■ Objective ■
Starting at the line with "What's the underlying", return every line through the final one of the data, word for word. Pictures stay out.

--- Start of Material provided ---

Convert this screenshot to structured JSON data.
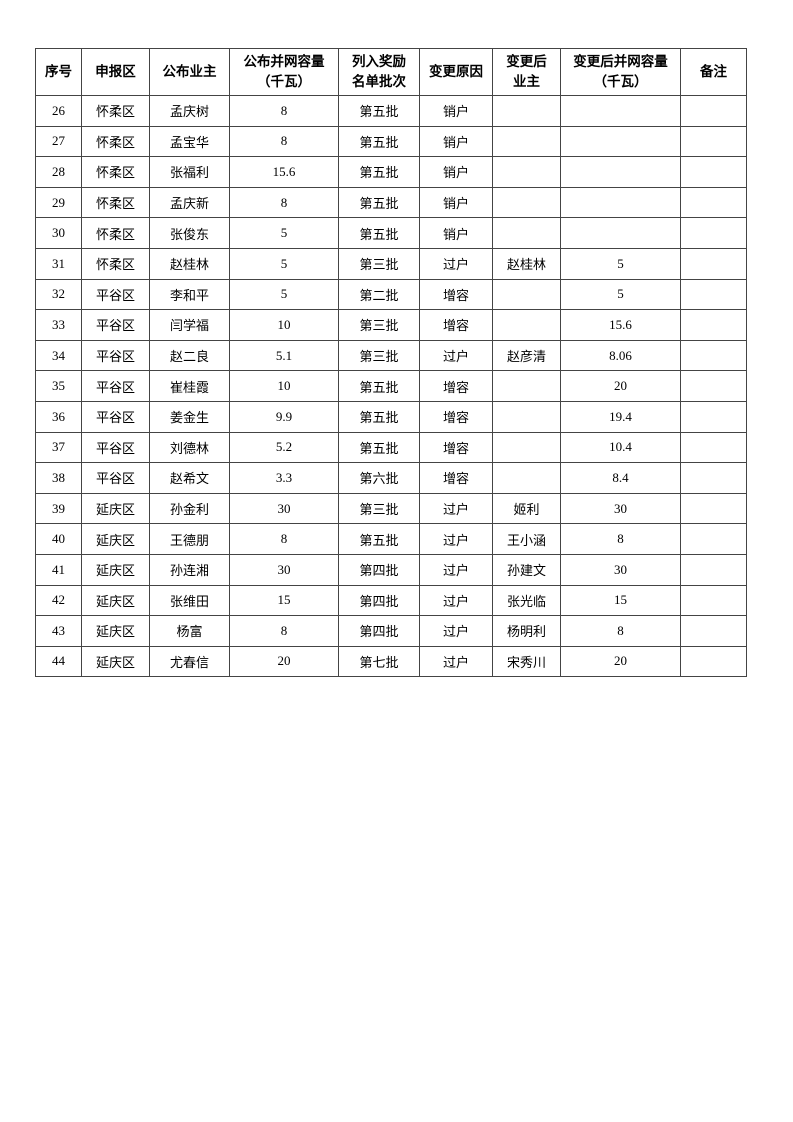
{
  "table": {
    "header": [
      [
        "序号"
      ],
      [
        "申报区"
      ],
      [
        "公布业主"
      ],
      [
        "公布并网容量",
        "（千瓦）"
      ],
      [
        "列入奖励",
        "名单批次"
      ],
      [
        "变更原因"
      ],
      [
        "变更后",
        "业主"
      ],
      [
        "变更后并网容量",
        "（千瓦）"
      ],
      [
        "备注"
      ]
    ],
    "rows": [
      [
        "26",
        "怀柔区",
        "孟庆树",
        "8",
        "第五批",
        "销户",
        null,
        null,
        null
      ],
      [
        "27",
        "怀柔区",
        "孟宝华",
        "8",
        "第五批",
        "销户",
        null,
        null,
        null
      ],
      [
        "28",
        "怀柔区",
        "张福利",
        "15.6",
        "第五批",
        "销户",
        null,
        null,
        null
      ],
      [
        "29",
        "怀柔区",
        "孟庆新",
        "8",
        "第五批",
        "销户",
        null,
        null,
        null
      ],
      [
        "30",
        "怀柔区",
        "张俊东",
        "5",
        "第五批",
        "销户",
        null,
        null,
        null
      ],
      [
        "31",
        "怀柔区",
        "赵桂林",
        "5",
        "第三批",
        "过户",
        "赵桂林",
        "5",
        null
      ],
      [
        "32",
        "平谷区",
        "李和平",
        "5",
        "第二批",
        "增容",
        null,
        "5",
        null
      ],
      [
        "33",
        "平谷区",
        "闫学福",
        "10",
        "第三批",
        "增容",
        null,
        "15.6",
        null
      ],
      [
        "34",
        "平谷区",
        "赵二良",
        "5.1",
        "第三批",
        "过户",
        "赵彦清",
        "8.06",
        null
      ],
      [
        "35",
        "平谷区",
        "崔桂霞",
        "10",
        "第五批",
        "增容",
        null,
        "20",
        null
      ],
      [
        "36",
        "平谷区",
        "姜金生",
        "9.9",
        "第五批",
        "增容",
        null,
        "19.4",
        null
      ],
      [
        "37",
        "平谷区",
        "刘德林",
        "5.2",
        "第五批",
        "增容",
        null,
        "10.4",
        null
      ],
      [
        "38",
        "平谷区",
        "赵希文",
        "3.3",
        "第六批",
        "增容",
        null,
        "8.4",
        null
      ],
      [
        "39",
        "延庆区",
        "孙金利",
        "30",
        "第三批",
        "过户",
        "姬利",
        "30",
        null
      ],
      [
        "40",
        "延庆区",
        "王德朋",
        "8",
        "第五批",
        "过户",
        "王小涵",
        "8",
        null
      ],
      [
        "41",
        "延庆区",
        "孙连湘",
        "30",
        "第四批",
        "过户",
        "孙建文",
        "30",
        null
      ],
      [
        "42",
        "延庆区",
        "张维田",
        "15",
        "第四批",
        "过户",
        "张光临",
        "15",
        null
      ],
      [
        "43",
        "延庆区",
        "杨富",
        "8",
        "第四批",
        "过户",
        "杨明利",
        "8",
        null
      ],
      [
        "44",
        "延庆区",
        "尤春信",
        "20",
        "第七批",
        "过户",
        "宋秀川",
        "20",
        null
      ]
    ]
  }
}
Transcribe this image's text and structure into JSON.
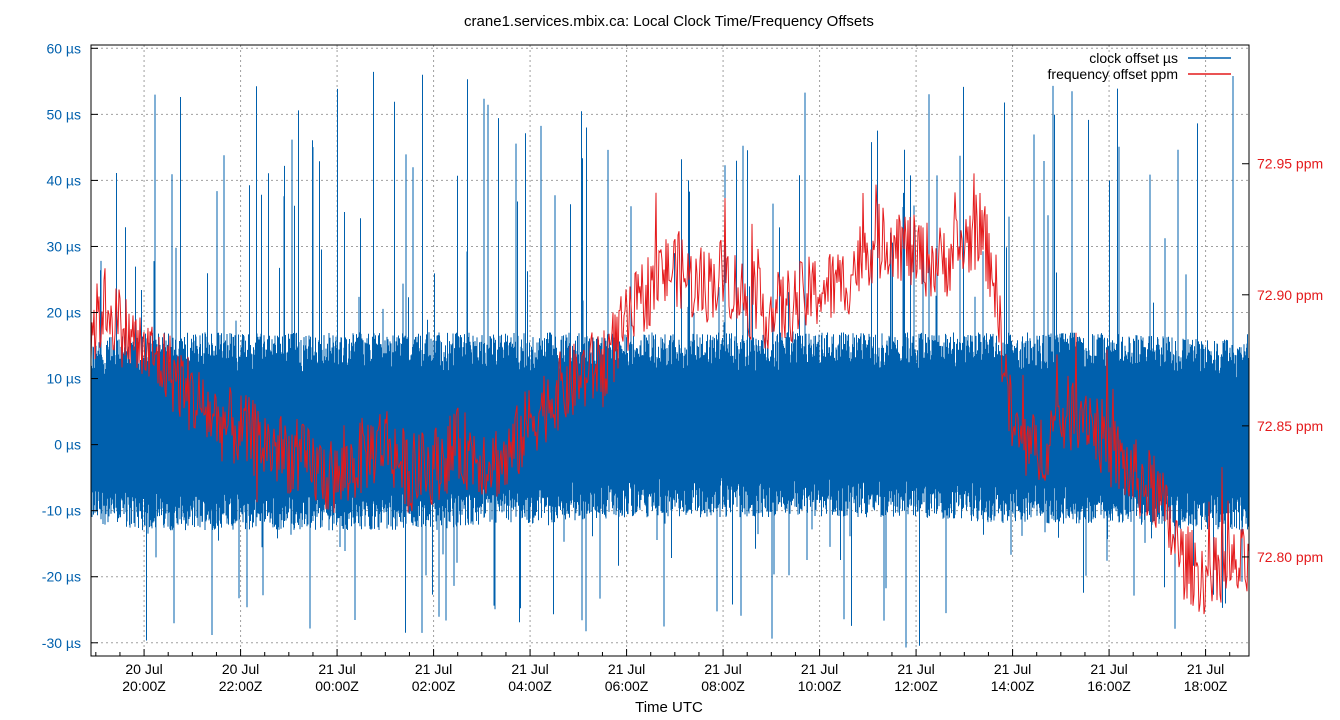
{
  "chart_data": {
    "type": "line",
    "title": "crane1.services.mbix.ca: Local Clock Time/Frequency Offsets",
    "xlabel": "Time UTC",
    "x_range_hours": [
      18.9,
      42.9
    ],
    "x_ticks": [
      {
        "hour": 20,
        "line1": "20 Jul",
        "line2": "20:00Z"
      },
      {
        "hour": 22,
        "line1": "20 Jul",
        "line2": "22:00Z"
      },
      {
        "hour": 24,
        "line1": "21 Jul",
        "line2": "00:00Z"
      },
      {
        "hour": 26,
        "line1": "21 Jul",
        "line2": "02:00Z"
      },
      {
        "hour": 28,
        "line1": "21 Jul",
        "line2": "04:00Z"
      },
      {
        "hour": 30,
        "line1": "21 Jul",
        "line2": "06:00Z"
      },
      {
        "hour": 32,
        "line1": "21 Jul",
        "line2": "08:00Z"
      },
      {
        "hour": 34,
        "line1": "21 Jul",
        "line2": "10:00Z"
      },
      {
        "hour": 36,
        "line1": "21 Jul",
        "line2": "12:00Z"
      },
      {
        "hour": 38,
        "line1": "21 Jul",
        "line2": "14:00Z"
      },
      {
        "hour": 40,
        "line1": "21 Jul",
        "line2": "16:00Z"
      },
      {
        "hour": 42,
        "line1": "21 Jul",
        "line2": "18:00Z"
      }
    ],
    "y_left": {
      "ylim": [
        -32,
        60.5
      ],
      "ticks": [
        {
          "value": 60,
          "label": "60 µs"
        },
        {
          "value": 50,
          "label": "50 µs"
        },
        {
          "value": 40,
          "label": "40 µs"
        },
        {
          "value": 30,
          "label": "30 µs"
        },
        {
          "value": 20,
          "label": "20 µs"
        },
        {
          "value": 10,
          "label": "10 µs"
        },
        {
          "value": 0,
          "label": "0 µs"
        },
        {
          "value": -10,
          "label": "-10 µs"
        },
        {
          "value": -20,
          "label": "-20 µs"
        },
        {
          "value": -30,
          "label": "-30 µs"
        }
      ]
    },
    "y_right": {
      "ylim": [
        72.7622,
        72.9953
      ],
      "ticks": [
        {
          "value": 72.95,
          "label": "72.95 ppm"
        },
        {
          "value": 72.9,
          "label": "72.90 ppm"
        },
        {
          "value": 72.85,
          "label": "72.85 ppm"
        },
        {
          "value": 72.8,
          "label": "72.80 ppm"
        }
      ]
    },
    "grid": true,
    "legend_position": "top-right",
    "series": [
      {
        "name": "clock offset µs",
        "axis": "left",
        "color": "#0060ad",
        "envelope_hours": [
          19,
          20,
          22,
          24,
          26,
          28,
          30,
          32,
          34,
          36,
          38,
          40,
          42,
          42.9
        ],
        "typical_low": [
          -12,
          -13,
          -13,
          -13,
          -13,
          -12,
          -11,
          -11,
          -11,
          -11,
          -12,
          -12,
          -13,
          -13
        ],
        "typical_high": [
          16,
          17,
          17,
          17,
          17,
          17,
          17,
          17,
          17,
          17,
          17,
          17,
          16,
          16
        ],
        "spike_min": -31,
        "spike_max": 57
      },
      {
        "name": "frequency offset ppm",
        "axis": "right",
        "color": "#e41a1c",
        "x_hours": [
          18.9,
          19.2,
          19.5,
          20.0,
          20.5,
          21.0,
          21.5,
          22.0,
          22.5,
          23.0,
          23.5,
          24.0,
          24.5,
          25.0,
          25.5,
          26.0,
          26.5,
          27.0,
          27.5,
          28.0,
          28.5,
          29.0,
          29.5,
          30.0,
          30.5,
          31.0,
          31.5,
          32.0,
          32.5,
          33.0,
          33.5,
          34.0,
          34.5,
          35.0,
          35.5,
          36.0,
          36.5,
          37.0,
          37.3,
          37.6,
          37.8,
          38.0,
          38.5,
          39.0,
          39.5,
          40.0,
          40.5,
          41.0,
          41.5,
          42.0,
          42.5,
          42.9
        ],
        "values": [
          72.885,
          72.897,
          72.888,
          72.878,
          72.872,
          72.861,
          72.852,
          72.848,
          72.843,
          72.839,
          72.834,
          72.829,
          72.838,
          72.845,
          72.831,
          72.835,
          72.842,
          72.838,
          72.836,
          72.852,
          72.862,
          72.868,
          72.874,
          72.888,
          72.904,
          72.911,
          72.902,
          72.908,
          72.898,
          72.893,
          72.897,
          72.902,
          72.904,
          72.918,
          72.922,
          72.915,
          72.912,
          72.919,
          72.926,
          72.91,
          72.878,
          72.848,
          72.839,
          72.853,
          72.857,
          72.841,
          72.831,
          72.824,
          72.799,
          72.792,
          72.795,
          72.797
        ]
      }
    ]
  }
}
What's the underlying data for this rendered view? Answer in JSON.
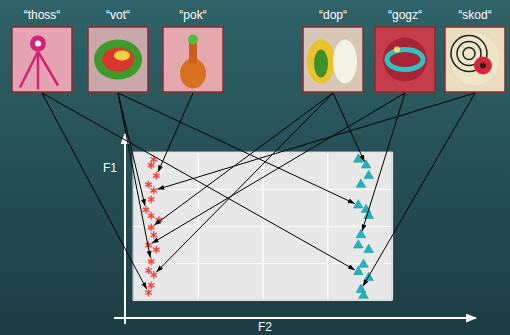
{
  "objects": [
    {
      "label": "“thoss“"
    },
    {
      "label": "“vot“"
    },
    {
      "label": "“pok“"
    },
    {
      "label": "“dop“"
    },
    {
      "label": "“gogz“"
    },
    {
      "label": "“skod“"
    }
  ],
  "chart_data": {
    "type": "scatter",
    "xlabel": "F2",
    "ylabel": "F1",
    "xlim": [
      0,
      100
    ],
    "ylim": [
      0,
      100
    ],
    "xticks": [
      0,
      25,
      50,
      75,
      100
    ],
    "yticks": [
      0,
      25,
      50,
      75,
      100
    ],
    "grid": true,
    "tick_labels": false,
    "series": [
      {
        "color": "#f0473b",
        "marker": "asterisk",
        "x": [
          8,
          7,
          9,
          6,
          8,
          7,
          5,
          7,
          10,
          7,
          8,
          6,
          9,
          7,
          6,
          8,
          7,
          6
        ],
        "values": [
          95,
          91,
          84,
          78,
          74,
          68,
          61,
          57,
          54,
          49,
          44,
          37,
          34,
          26,
          20,
          17,
          10,
          5
        ]
      },
      {
        "color": "#1db4c0",
        "marker": "triangle",
        "x": [
          87,
          90,
          91,
          88,
          87,
          90,
          91,
          88,
          87,
          91,
          89,
          87,
          91,
          88,
          89
        ],
        "values": [
          95,
          91,
          84,
          78,
          64,
          61,
          57,
          44,
          37,
          34,
          24,
          19,
          15,
          7,
          3
        ]
      }
    ]
  }
}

--- End of Material provided ---

■ Output for this exercise ■
What's the underlying data for this rendered view? Answer in JSON.
{
  "objects": [
    {
      "label": "“thoss“"
    },
    {
      "label": "“vot“"
    },
    {
      "label": "“pok“"
    },
    {
      "label": "“dop“"
    },
    {
      "label": "“gogz“"
    },
    {
      "label": "“skod“"
    }
  ],
  "chart_data": {
    "type": "scatter",
    "xlabel": "F2",
    "ylabel": "F1",
    "xlim": [
      0,
      100
    ],
    "ylim": [
      0,
      100
    ],
    "xticks": [
      0,
      25,
      50,
      75,
      100
    ],
    "yticks": [
      0,
      25,
      50,
      75,
      100
    ],
    "grid": true,
    "tick_labels": false,
    "series": [
      {
        "color": "#f0473b",
        "marker": "asterisk",
        "x": [
          8,
          7,
          9,
          6,
          8,
          7,
          5,
          7,
          10,
          7,
          8,
          6,
          9,
          7,
          6,
          8,
          7,
          6
        ],
        "values": [
          95,
          91,
          84,
          78,
          74,
          68,
          61,
          57,
          54,
          49,
          44,
          37,
          34,
          26,
          20,
          17,
          10,
          5
        ]
      },
      {
        "color": "#1db4c0",
        "marker": "triangle",
        "x": [
          87,
          90,
          91,
          88,
          87,
          90,
          91,
          88,
          87,
          91,
          89,
          87,
          91,
          88,
          89
        ],
        "values": [
          95,
          91,
          84,
          78,
          64,
          61,
          57,
          44,
          37,
          34,
          24,
          19,
          15,
          7,
          3
        ]
      }
    ]
  }
}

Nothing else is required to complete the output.